--- begin Record excerpts ---
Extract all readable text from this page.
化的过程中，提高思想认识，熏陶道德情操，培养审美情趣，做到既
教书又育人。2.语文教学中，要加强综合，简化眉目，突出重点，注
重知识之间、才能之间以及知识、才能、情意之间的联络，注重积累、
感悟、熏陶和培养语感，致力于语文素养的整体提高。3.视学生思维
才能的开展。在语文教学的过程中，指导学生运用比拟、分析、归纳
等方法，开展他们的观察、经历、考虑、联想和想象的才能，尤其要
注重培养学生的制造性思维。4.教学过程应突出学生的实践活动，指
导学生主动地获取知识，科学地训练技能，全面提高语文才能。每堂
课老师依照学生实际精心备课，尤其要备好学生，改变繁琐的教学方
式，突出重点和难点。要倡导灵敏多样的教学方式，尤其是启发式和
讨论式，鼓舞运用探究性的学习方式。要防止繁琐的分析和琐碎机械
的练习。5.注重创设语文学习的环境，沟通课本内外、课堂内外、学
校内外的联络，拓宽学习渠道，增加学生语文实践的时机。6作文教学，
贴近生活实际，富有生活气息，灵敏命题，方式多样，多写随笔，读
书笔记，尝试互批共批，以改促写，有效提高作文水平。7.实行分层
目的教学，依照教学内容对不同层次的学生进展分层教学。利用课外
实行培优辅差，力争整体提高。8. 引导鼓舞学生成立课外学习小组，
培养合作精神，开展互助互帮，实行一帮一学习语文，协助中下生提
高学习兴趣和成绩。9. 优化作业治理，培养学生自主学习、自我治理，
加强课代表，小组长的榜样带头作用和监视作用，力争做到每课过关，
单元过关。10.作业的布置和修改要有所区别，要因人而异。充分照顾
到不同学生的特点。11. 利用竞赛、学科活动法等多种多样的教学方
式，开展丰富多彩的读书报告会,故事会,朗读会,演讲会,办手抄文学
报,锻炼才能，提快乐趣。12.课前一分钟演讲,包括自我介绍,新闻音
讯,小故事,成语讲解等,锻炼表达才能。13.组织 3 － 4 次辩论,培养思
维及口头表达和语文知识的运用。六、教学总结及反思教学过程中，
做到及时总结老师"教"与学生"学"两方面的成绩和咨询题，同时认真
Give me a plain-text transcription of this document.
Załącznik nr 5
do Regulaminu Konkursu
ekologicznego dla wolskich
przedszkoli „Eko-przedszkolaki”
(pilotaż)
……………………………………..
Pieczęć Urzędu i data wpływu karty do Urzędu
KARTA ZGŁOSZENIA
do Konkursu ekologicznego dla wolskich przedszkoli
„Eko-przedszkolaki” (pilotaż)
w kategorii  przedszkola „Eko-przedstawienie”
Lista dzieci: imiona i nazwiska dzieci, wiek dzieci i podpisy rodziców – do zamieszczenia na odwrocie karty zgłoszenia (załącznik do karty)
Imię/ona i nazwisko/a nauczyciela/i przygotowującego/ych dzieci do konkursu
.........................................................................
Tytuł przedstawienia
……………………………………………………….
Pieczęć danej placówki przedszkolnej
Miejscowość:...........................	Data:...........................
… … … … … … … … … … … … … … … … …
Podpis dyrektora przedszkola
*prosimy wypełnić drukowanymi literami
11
--- end Record excerpts ---
• Exercise task
Identify the lines above with the word "this". Copy them.

• The completed task
Extract all readable text from this page.
Give me a plain-text transcription of this document.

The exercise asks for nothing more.